Below is a block of records. Copy every line in it that contains the word "left".

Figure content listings
# # # #
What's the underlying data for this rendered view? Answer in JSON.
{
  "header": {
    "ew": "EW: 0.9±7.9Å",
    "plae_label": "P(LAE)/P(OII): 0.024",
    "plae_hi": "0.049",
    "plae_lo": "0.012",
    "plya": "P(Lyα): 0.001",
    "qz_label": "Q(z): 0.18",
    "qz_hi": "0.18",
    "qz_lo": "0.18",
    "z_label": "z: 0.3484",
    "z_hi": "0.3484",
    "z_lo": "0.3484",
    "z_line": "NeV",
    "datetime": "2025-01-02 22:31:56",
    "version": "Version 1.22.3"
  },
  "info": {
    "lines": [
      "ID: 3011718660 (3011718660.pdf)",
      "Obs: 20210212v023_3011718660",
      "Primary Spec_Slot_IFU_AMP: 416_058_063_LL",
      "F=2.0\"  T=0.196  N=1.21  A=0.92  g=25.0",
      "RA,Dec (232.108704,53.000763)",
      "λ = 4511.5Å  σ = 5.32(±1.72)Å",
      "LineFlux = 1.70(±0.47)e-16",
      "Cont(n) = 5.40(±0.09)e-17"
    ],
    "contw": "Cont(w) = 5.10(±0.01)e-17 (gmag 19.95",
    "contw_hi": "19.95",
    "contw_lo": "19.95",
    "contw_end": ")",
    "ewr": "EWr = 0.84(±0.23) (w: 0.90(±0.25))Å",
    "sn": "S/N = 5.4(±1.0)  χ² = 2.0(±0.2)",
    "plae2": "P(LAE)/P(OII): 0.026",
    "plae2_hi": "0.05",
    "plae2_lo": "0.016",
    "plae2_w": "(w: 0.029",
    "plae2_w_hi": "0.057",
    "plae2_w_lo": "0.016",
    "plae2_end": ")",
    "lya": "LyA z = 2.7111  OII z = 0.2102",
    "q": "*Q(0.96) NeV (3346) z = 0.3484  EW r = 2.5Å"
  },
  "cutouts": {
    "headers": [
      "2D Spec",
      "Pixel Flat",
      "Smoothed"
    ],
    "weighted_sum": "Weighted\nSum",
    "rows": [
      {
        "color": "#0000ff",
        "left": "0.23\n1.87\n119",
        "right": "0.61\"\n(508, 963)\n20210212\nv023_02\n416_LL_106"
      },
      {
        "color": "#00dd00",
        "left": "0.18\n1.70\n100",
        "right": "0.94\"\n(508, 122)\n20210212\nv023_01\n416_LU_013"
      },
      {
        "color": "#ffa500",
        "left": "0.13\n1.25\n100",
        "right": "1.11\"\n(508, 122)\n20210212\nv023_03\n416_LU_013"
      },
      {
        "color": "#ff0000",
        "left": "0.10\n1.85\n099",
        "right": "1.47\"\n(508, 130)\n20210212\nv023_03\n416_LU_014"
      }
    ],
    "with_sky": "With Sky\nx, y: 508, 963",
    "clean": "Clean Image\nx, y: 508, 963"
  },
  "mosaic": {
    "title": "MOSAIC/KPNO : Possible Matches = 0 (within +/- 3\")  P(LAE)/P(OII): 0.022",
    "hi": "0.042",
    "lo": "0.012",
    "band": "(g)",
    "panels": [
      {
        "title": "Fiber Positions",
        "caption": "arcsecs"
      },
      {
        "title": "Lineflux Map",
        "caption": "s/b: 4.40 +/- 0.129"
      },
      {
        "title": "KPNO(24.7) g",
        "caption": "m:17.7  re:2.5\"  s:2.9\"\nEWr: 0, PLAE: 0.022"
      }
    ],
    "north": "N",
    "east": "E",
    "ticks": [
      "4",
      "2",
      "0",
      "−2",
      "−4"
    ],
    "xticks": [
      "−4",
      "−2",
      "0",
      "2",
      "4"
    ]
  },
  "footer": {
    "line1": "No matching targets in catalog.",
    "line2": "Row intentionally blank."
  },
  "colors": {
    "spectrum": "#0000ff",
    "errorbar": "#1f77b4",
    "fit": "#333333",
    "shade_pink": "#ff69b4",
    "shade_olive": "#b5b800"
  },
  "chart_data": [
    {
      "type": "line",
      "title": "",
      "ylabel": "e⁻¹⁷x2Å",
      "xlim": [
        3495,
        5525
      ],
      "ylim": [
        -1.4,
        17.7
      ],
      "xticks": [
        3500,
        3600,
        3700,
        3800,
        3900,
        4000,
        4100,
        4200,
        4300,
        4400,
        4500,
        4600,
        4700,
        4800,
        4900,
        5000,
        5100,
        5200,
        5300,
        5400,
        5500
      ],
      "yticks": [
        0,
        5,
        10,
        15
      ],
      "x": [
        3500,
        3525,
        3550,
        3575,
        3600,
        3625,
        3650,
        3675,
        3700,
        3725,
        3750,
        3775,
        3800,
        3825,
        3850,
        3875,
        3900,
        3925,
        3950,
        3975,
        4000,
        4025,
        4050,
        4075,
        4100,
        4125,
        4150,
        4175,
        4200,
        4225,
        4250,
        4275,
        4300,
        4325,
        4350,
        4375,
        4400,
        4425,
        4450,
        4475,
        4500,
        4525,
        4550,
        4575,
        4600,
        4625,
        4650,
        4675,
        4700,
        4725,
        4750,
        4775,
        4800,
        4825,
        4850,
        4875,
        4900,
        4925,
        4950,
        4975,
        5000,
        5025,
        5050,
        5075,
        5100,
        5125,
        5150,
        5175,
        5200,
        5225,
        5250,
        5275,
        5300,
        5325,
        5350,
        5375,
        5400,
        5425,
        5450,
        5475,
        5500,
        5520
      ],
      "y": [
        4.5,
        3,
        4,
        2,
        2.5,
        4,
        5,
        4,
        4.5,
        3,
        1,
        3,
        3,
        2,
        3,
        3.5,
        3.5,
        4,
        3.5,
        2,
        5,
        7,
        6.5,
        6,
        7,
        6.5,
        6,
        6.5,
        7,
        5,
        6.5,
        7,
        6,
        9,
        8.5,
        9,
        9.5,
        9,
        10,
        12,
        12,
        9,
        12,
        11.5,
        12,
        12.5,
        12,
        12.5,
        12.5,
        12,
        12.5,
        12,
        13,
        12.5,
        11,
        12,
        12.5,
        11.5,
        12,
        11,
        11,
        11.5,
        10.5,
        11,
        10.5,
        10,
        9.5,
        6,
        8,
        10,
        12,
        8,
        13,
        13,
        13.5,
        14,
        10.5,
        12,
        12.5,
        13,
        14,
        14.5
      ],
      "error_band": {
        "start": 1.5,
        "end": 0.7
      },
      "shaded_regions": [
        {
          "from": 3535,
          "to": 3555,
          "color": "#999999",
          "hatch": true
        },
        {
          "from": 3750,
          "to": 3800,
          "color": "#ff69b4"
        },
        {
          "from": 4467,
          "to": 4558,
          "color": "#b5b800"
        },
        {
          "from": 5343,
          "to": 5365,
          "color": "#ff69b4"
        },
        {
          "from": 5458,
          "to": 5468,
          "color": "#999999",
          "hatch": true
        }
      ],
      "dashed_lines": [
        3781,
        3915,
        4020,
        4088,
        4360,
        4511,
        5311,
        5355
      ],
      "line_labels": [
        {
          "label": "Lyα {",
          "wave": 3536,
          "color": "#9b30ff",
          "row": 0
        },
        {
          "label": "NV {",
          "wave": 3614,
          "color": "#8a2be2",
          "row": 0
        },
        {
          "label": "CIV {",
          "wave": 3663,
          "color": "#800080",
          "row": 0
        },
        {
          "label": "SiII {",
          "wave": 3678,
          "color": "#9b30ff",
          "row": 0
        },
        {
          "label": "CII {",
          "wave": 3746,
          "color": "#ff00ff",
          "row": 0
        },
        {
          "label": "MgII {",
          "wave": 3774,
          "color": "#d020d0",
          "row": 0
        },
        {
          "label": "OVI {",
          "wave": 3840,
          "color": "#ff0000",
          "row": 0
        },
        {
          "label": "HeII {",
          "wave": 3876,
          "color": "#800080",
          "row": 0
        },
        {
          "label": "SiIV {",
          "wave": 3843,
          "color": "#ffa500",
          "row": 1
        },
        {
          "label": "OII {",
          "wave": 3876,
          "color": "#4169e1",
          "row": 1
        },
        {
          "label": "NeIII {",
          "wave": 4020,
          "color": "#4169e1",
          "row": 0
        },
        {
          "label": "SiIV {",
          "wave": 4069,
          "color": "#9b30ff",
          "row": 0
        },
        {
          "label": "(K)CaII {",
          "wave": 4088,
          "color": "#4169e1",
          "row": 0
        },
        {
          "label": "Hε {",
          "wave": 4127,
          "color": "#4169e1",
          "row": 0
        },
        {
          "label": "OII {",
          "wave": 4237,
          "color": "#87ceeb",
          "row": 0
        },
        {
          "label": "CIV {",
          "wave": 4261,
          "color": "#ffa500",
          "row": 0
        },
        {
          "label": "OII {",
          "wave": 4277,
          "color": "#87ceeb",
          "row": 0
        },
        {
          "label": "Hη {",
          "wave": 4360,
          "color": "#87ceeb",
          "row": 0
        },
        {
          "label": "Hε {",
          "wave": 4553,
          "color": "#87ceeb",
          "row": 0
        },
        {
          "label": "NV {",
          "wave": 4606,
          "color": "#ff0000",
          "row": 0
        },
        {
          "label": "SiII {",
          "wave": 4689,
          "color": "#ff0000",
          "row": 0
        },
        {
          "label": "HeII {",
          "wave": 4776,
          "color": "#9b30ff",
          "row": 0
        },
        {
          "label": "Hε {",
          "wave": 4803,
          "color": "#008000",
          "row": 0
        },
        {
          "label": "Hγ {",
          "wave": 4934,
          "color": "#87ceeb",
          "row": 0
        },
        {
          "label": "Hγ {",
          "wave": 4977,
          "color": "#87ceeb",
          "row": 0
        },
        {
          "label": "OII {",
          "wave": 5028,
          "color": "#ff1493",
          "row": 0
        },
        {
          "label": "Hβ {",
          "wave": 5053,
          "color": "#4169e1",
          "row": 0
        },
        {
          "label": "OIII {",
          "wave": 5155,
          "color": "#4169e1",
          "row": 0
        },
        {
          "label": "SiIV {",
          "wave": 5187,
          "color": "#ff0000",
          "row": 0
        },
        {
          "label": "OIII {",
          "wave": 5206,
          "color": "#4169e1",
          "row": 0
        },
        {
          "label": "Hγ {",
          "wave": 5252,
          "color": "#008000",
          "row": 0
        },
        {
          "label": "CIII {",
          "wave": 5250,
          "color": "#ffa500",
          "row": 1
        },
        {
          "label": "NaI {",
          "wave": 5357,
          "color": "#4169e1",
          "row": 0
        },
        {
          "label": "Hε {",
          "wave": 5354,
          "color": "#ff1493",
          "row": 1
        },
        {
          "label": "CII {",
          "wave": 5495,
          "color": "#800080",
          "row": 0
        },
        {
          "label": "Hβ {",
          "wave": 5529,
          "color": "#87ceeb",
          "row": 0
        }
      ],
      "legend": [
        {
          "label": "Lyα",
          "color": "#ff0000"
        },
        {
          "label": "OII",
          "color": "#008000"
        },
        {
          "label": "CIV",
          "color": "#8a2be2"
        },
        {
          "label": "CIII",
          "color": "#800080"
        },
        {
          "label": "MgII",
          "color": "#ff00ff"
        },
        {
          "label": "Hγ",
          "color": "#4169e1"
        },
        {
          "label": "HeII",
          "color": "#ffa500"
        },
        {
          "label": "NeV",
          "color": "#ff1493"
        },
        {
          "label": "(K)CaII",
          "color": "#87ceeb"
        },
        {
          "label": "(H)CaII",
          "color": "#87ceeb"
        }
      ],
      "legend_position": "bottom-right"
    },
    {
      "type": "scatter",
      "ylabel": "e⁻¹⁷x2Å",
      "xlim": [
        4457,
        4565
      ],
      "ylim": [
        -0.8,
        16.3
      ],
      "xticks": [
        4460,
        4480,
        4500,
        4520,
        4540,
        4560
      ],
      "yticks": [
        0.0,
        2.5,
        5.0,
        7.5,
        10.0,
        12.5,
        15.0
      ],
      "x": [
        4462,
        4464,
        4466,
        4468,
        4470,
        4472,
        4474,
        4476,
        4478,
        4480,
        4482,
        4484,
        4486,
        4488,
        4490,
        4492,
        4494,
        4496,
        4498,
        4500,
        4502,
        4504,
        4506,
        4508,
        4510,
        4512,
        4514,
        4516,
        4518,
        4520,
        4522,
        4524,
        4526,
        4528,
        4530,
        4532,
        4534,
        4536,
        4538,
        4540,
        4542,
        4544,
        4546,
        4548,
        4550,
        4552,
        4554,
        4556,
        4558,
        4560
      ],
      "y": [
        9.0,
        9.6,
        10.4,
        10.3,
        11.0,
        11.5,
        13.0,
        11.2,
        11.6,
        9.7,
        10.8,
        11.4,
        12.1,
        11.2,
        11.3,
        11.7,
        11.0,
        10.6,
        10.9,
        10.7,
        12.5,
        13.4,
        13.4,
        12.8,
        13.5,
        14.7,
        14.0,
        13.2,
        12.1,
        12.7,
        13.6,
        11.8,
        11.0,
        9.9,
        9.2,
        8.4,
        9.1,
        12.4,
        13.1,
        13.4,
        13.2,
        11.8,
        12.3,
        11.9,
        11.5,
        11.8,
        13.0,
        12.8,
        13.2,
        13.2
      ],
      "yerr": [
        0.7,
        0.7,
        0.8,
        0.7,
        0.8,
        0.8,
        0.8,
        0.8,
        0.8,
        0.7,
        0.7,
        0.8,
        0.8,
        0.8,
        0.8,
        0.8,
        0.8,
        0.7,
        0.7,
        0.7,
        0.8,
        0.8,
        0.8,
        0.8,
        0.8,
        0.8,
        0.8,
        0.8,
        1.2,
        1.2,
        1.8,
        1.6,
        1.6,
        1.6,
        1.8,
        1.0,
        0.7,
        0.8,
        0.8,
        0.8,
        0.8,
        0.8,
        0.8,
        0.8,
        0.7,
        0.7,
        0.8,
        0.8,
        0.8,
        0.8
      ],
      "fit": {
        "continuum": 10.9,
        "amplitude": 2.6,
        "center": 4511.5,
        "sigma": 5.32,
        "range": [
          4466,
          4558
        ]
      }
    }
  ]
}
# # # #
__Response below__:
        "left": "0.23\n1.87\n119",
        "left": "0.18\n1.70\n100",
        "left": "0.13\n1.25\n100",
        "left": "0.10\n1.85\n099",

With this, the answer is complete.